> _Stated exercise_
Pull each line holding "Volkswirtschaft" out of the entries below.

───── Data lines

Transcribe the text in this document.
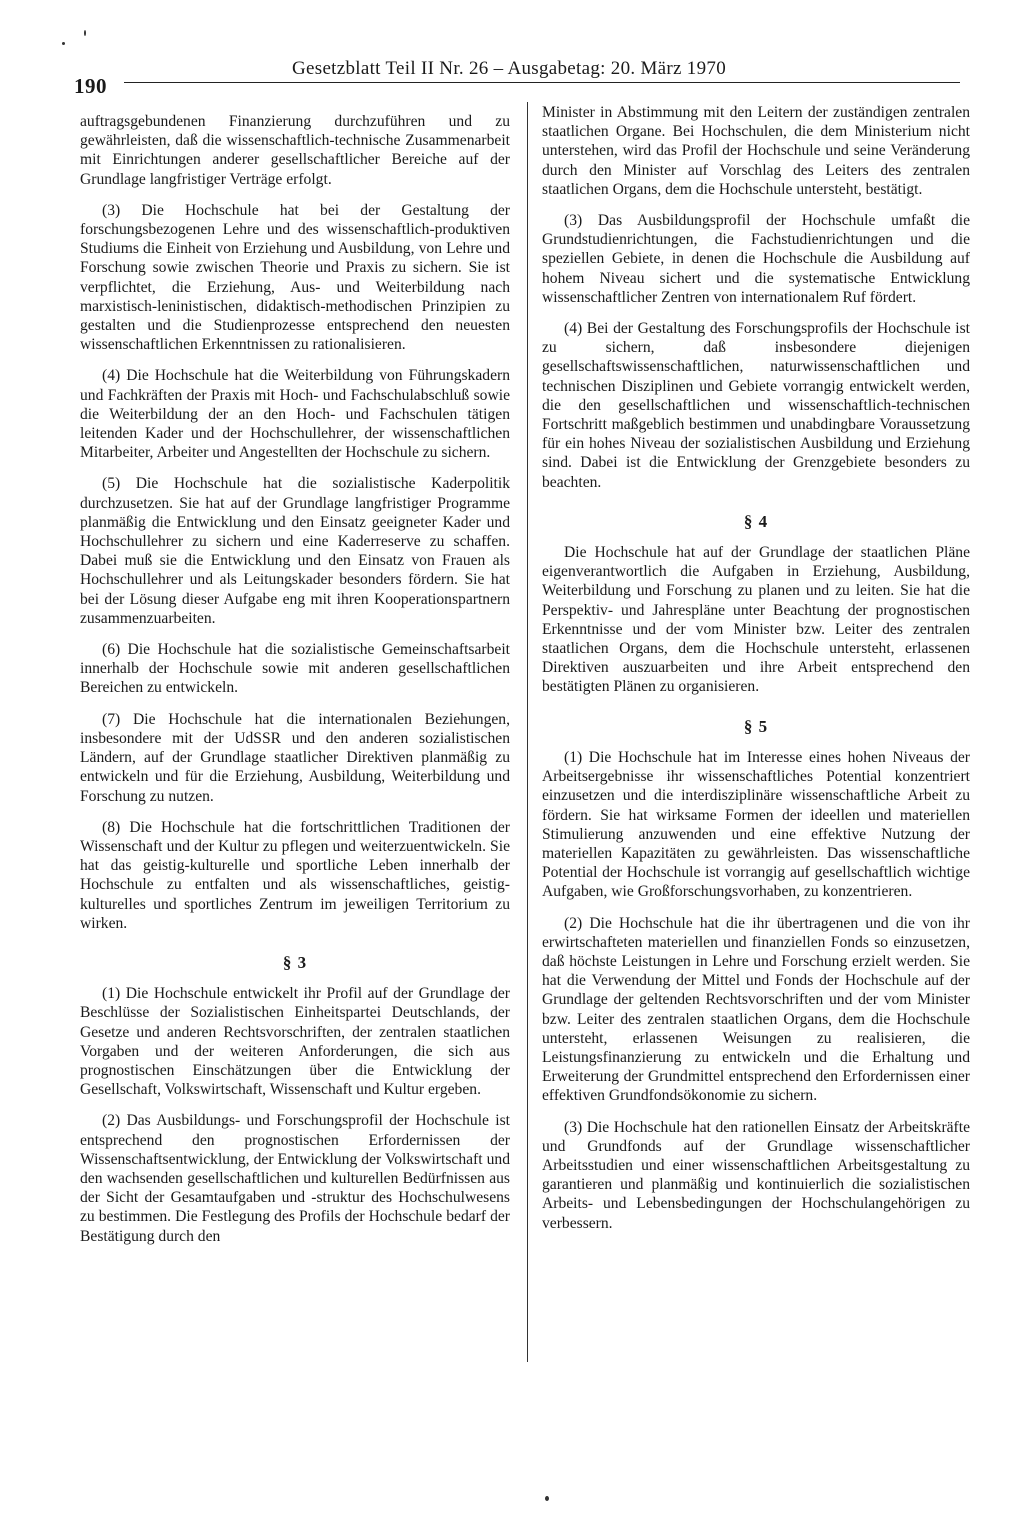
190
Gesetzblatt Teil II Nr. 26 – Ausgabetag: 20. März 1970

auftragsgebundenen Finanzierung durchzuführen und zu gewährleisten, daß die wissenschaftlich-technische Zusammenarbeit mit Einrichtungen anderer gesellschaftlicher Bereiche auf der Grundlage langfristiger Verträge erfolgt.

(3) Die Hochschule hat bei der Gestaltung der forschungsbezogenen Lehre und des wissenschaftlich-produktiven Studiums die Einheit von Erziehung und Ausbildung, von Lehre und Forschung sowie zwischen Theorie und Praxis zu sichern. Sie ist verpflichtet, die Erziehung, Aus- und Weiterbildung nach marxistisch-leninistischen, didaktisch-methodischen Prinzipien zu gestalten und die Studienprozesse entsprechend den neuesten wissenschaftlichen Erkenntnissen zu rationalisieren.

(4) Die Hochschule hat die Weiterbildung von Führungskadern und Fachkräften der Praxis mit Hoch- und Fachschulabschluß sowie die Weiterbildung der an den Hoch- und Fachschulen tätigen leitenden Kader und der Hochschullehrer, der wissenschaftlichen Mitarbeiter, Arbeiter und Angestellten der Hochschule zu sichern.

(5) Die Hochschule hat die sozialistische Kaderpolitik durchzusetzen. Sie hat auf der Grundlage langfristiger Programme planmäßig die Entwicklung und den Einsatz geeigneter Kader und Hochschullehrer zu sichern und eine Kaderreserve zu schaffen. Dabei muß sie die Entwicklung und den Einsatz von Frauen als Hochschullehrer und als Leitungskader besonders fördern. Sie hat bei der Lösung dieser Aufgabe eng mit ihren Kooperationspartnern zusammenzuarbeiten.

(6) Die Hochschule hat die sozialistische Gemeinschaftsarbeit innerhalb der Hochschule sowie mit anderen gesellschaftlichen Bereichen zu entwickeln.

(7) Die Hochschule hat die internationalen Beziehungen, insbesondere mit der UdSSR und den anderen sozialistischen Ländern, auf der Grundlage staatlicher Direktiven planmäßig zu entwickeln und für die Erziehung, Ausbildung, Weiterbildung und Forschung zu nutzen.

(8) Die Hochschule hat die fortschrittlichen Traditionen der Wissenschaft und der Kultur zu pflegen und weiterzuentwickeln. Sie hat das geistig-kulturelle und sportliche Leben innerhalb der Hochschule zu entfalten und als wissenschaftliches, geistig-kulturelles und sportliches Zentrum im jeweiligen Territorium zu wirken.

§ 3

(1) Die Hochschule entwickelt ihr Profil auf der Grundlage der Beschlüsse der Sozialistischen Einheitspartei Deutschlands, der Gesetze und anderen Rechtsvorschriften, der zentralen staatlichen Vorgaben und der weiteren Anforderungen, die sich aus prognostischen Einschätzungen über die Entwicklung der Gesellschaft, Volkswirtschaft, Wissenschaft und Kultur ergeben.

(2) Das Ausbildungs- und Forschungsprofil der Hochschule ist entsprechend den prognostischen Erfordernissen der Wissenschaftsentwicklung, der Entwicklung der Volkswirtschaft und den wachsenden gesellschaftlichen und kulturellen Bedürfnissen aus der Sicht der Gesamtaufgaben und -struktur des Hochschulwesens zu bestimmen. Die Festlegung des Profils der Hochschule bedarf der Bestätigung durch den

Minister in Abstimmung mit den Leitern der zuständigen zentralen staatlichen Organe. Bei Hochschulen, die dem Ministerium nicht unterstehen, wird das Profil der Hochschule und seine Veränderung durch den Minister auf Vorschlag des Leiters des zentralen staatlichen Organs, dem die Hochschule untersteht, bestätigt.

(3) Das Ausbildungsprofil der Hochschule umfaßt die Grundstudienrichtungen, die Fachstudienrichtungen und die speziellen Gebiete, in denen die Hochschule die Ausbildung auf hohem Niveau sichert und die systematische Entwicklung wissenschaftlicher Zentren von internationalem Ruf fördert.

(4) Bei der Gestaltung des Forschungsprofils der Hochschule ist zu sichern, daß insbesondere diejenigen gesellschaftswissenschaftlichen, naturwissenschaftlichen und technischen Disziplinen und Gebiete vorrangig entwickelt werden, die den gesellschaftlichen und wissenschaftlich-technischen Fortschritt maßgeblich bestimmen und unabdingbare Voraussetzung für ein hohes Niveau der sozialistischen Ausbildung und Erziehung sind. Dabei ist die Entwicklung der Grenzgebiete besonders zu beachten.

§ 4

Die Hochschule hat auf der Grundlage der staatlichen Pläne eigenverantwortlich die Aufgaben in Erziehung, Ausbildung, Weiterbildung und Forschung zu planen und zu leiten. Sie hat die Perspektiv- und Jahrespläne unter Beachtung der prognostischen Erkenntnisse und der vom Minister bzw. Leiter des zentralen staatlichen Organs, dem die Hochschule untersteht, erlassenen Direktiven auszuarbeiten und ihre Arbeit entsprechend den bestätigten Plänen zu organisieren.

§ 5

(1) Die Hochschule hat im Interesse eines hohen Niveaus der Arbeitsergebnisse ihr wissenschaftliches Potential konzentriert einzusetzen und die interdisziplinäre wissenschaftliche Arbeit zu fördern. Sie hat wirksame Formen der ideellen und materiellen Stimulierung anzuwenden und eine effektive Nutzung der materiellen Kapazitäten zu gewährleisten. Das wissenschaftliche Potential der Hochschule ist vorrangig auf gesellschaftlich wichtige Aufgaben, wie Großforschungsvorhaben, zu konzentrieren.

(2) Die Hochschule hat die ihr übertragenen und die von ihr erwirtschafteten materiellen und finanziellen Fonds so einzusetzen, daß höchste Leistungen in Lehre und Forschung erzielt werden. Sie hat die Verwendung der Mittel und Fonds der Hochschule auf der Grundlage der geltenden Rechtsvorschriften und der vom Minister bzw. Leiter des zentralen staatlichen Organs, dem die Hochschule untersteht, erlassenen Weisungen zu realisieren, die Leistungsfinanzierung zu entwickeln und die Erhaltung und Erweiterung der Grundmittel entsprechend den Erfordernissen einer effektiven Grundfondsökonomie zu sichern.

(3) Die Hochschule hat den rationellen Einsatz der Arbeitskräfte und Grundfonds auf der Grundlage wissenschaftlicher Arbeitsstudien und einer wissenschaftlichen Arbeitsgestaltung zu garantieren und planmäßig und kontinuierlich die sozialistischen Arbeits- und Lebensbedingungen der Hochschulangehörigen zu verbessern.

──────────

> _Task output_
(1) Die Hochschule entwickelt ihr Profil auf der Grundlage der Beschlüsse der Sozialistischen Einheitspartei Deutschlands, der Gesetze und anderen Rechtsvorschriften, der zentralen staatlichen Vorgaben und der weiteren Anforderungen, die sich aus prognostischen Einschätzungen über die Entwicklung der Gesellschaft, Volkswirtschaft, Wissenschaft und Kultur ergeben.
(2) Das Ausbildungs- und Forschungsprofil der Hochschule ist entsprechend den prognostischen Erfordernissen der Wissenschaftsentwicklung, der Entwicklung der Volkswirtschaft und den wachsenden gesellschaftlichen und kulturellen Bedürfnissen aus der Sicht der Gesamtaufgaben und -struktur des Hochschulwesens zu bestimmen. Die Festlegung des Profils der Hochschule bedarf der Bestätigung durch den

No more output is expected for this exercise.